• _Given records_
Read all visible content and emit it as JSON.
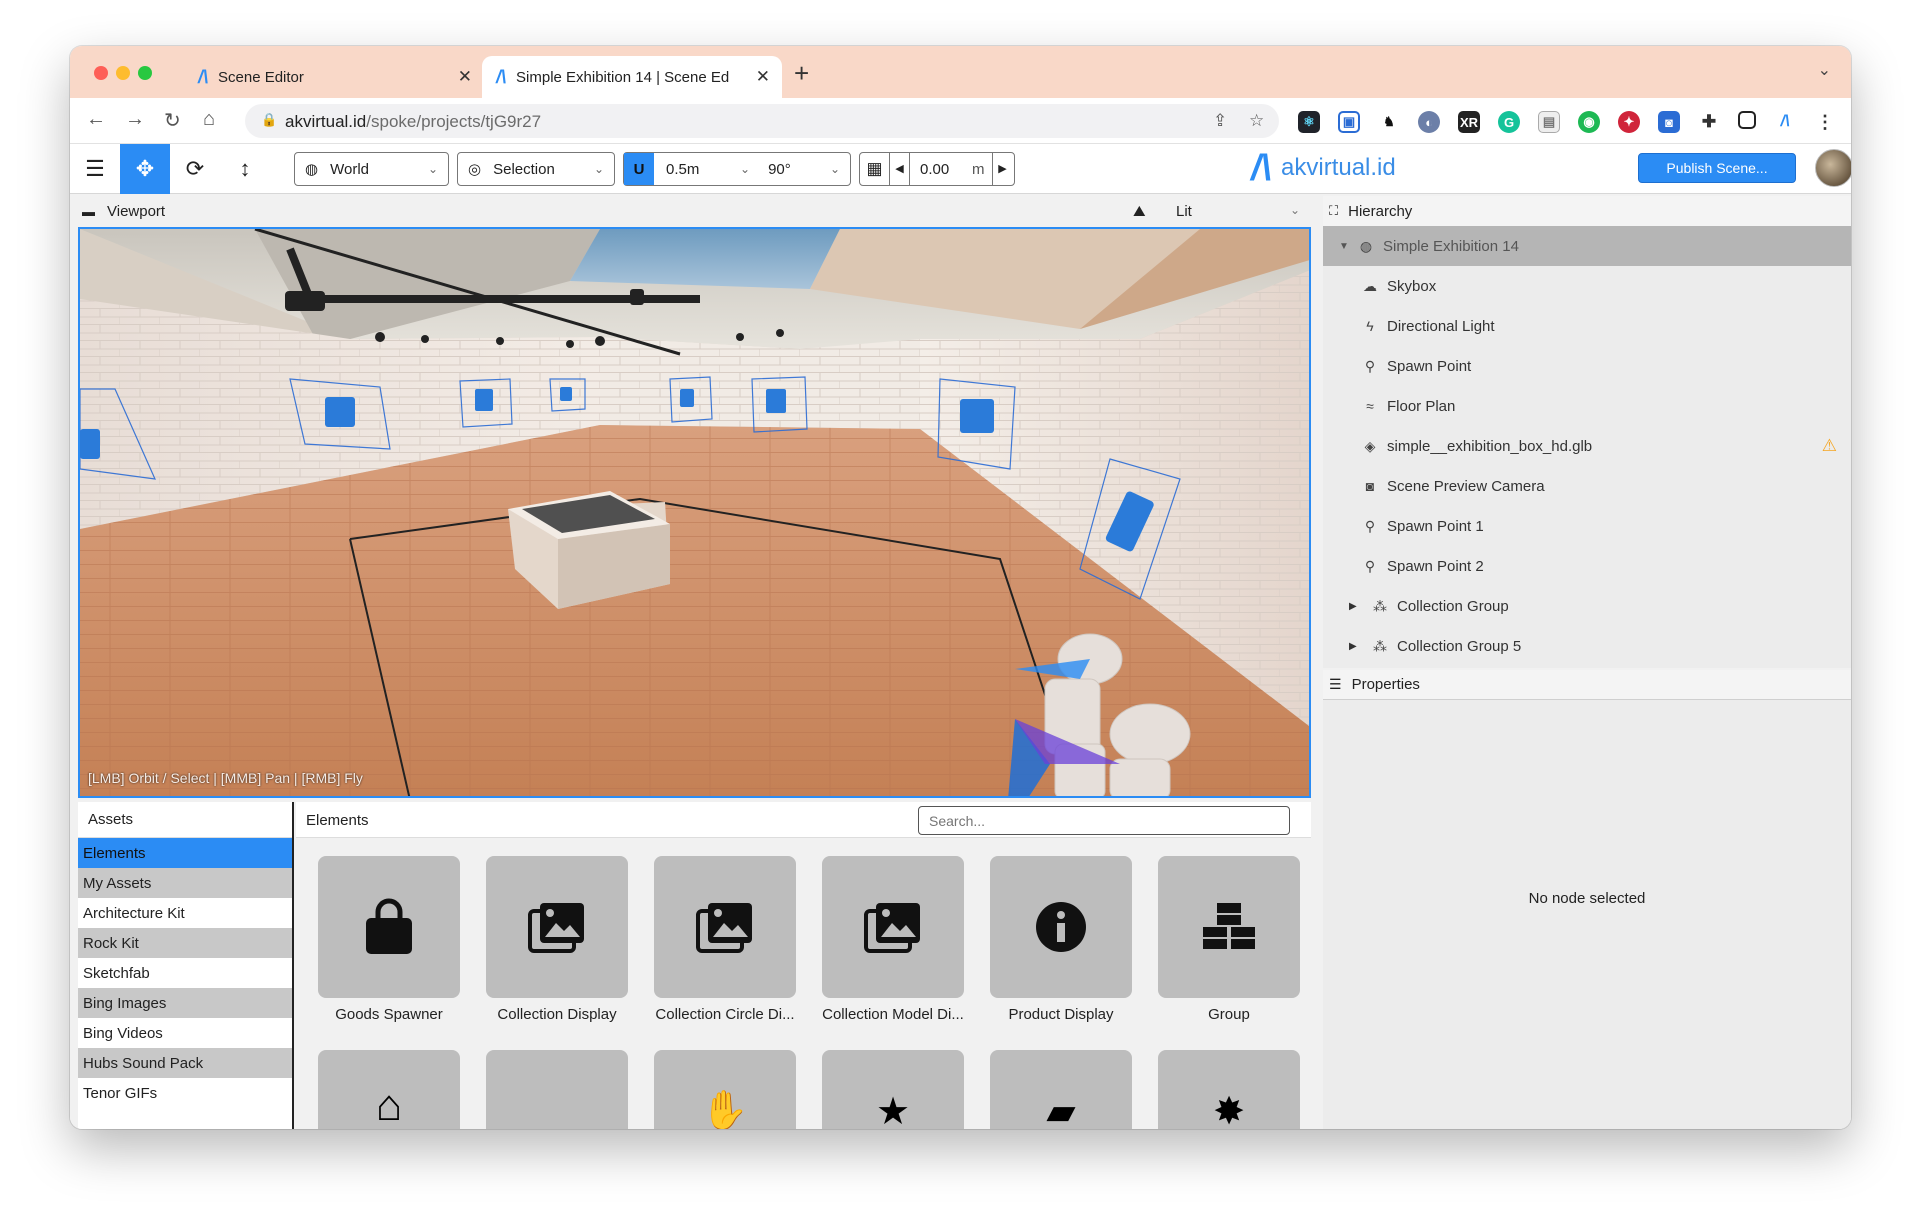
{
  "browser": {
    "tabs": [
      {
        "title": "Scene Editor"
      },
      {
        "title": "Simple Exhibition 14 | Scene Ed"
      }
    ],
    "url_host": "akvirtual.id",
    "url_path": "/spoke/projects/tjG9r27"
  },
  "toolbar": {
    "space_select": "World",
    "pivot_select": "Selection",
    "snap_translate": "0.5m",
    "snap_rotate": "90°",
    "grid_height": "0.00",
    "grid_unit": "m",
    "brand": "akvirtual.id",
    "publish_label": "Publish Scene..."
  },
  "viewport": {
    "title": "Viewport",
    "render_mode": "Lit",
    "hint": "[LMB] Orbit / Select | [MMB] Pan | [RMB] Fly"
  },
  "assets": {
    "title": "Assets",
    "sources": [
      "Elements",
      "My Assets",
      "Architecture Kit",
      "Rock Kit",
      "Sketchfab",
      "Bing Images",
      "Bing Videos",
      "Hubs Sound Pack",
      "Tenor GIFs"
    ],
    "selected": "Elements",
    "panel_title": "Elements",
    "search_placeholder": "Search...",
    "elements": [
      {
        "label": "Goods Spawner",
        "icon": "shopping-bag-icon"
      },
      {
        "label": "Collection Display",
        "icon": "images-icon"
      },
      {
        "label": "Collection Circle Di...",
        "icon": "images-icon"
      },
      {
        "label": "Collection Model Di...",
        "icon": "images-icon"
      },
      {
        "label": "Product Display",
        "icon": "info-icon"
      },
      {
        "label": "Group",
        "icon": "cubes-icon"
      }
    ]
  },
  "hierarchy": {
    "title": "Hierarchy",
    "nodes": [
      {
        "label": "Simple Exhibition 14",
        "icon": "globe-icon"
      },
      {
        "label": "Skybox",
        "icon": "cloud-icon"
      },
      {
        "label": "Directional Light",
        "icon": "bolt-icon"
      },
      {
        "label": "Spawn Point",
        "icon": "street-view-icon"
      },
      {
        "label": "Floor Plan",
        "icon": "shoe-prints-icon"
      },
      {
        "label": "simple__exhibition_box_hd.glb",
        "icon": "cube-icon"
      },
      {
        "label": "Scene Preview Camera",
        "icon": "camera-icon"
      },
      {
        "label": "Spawn Point 1",
        "icon": "street-view-icon"
      },
      {
        "label": "Spawn Point 2",
        "icon": "street-view-icon"
      },
      {
        "label": "Collection Group",
        "icon": "cubes-icon"
      },
      {
        "label": "Collection Group 5",
        "icon": "cubes-icon"
      }
    ]
  },
  "properties": {
    "title": "Properties",
    "empty_text": "No node selected"
  },
  "colors": {
    "accent": "#2b8cf4",
    "tabstrip": "#f9d8c8",
    "warning": "#f5a623"
  }
}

• _Request_
Looking at the records above, count the lines where the word "akvirtual" appears. State only the number.

• _Answer for the task_
2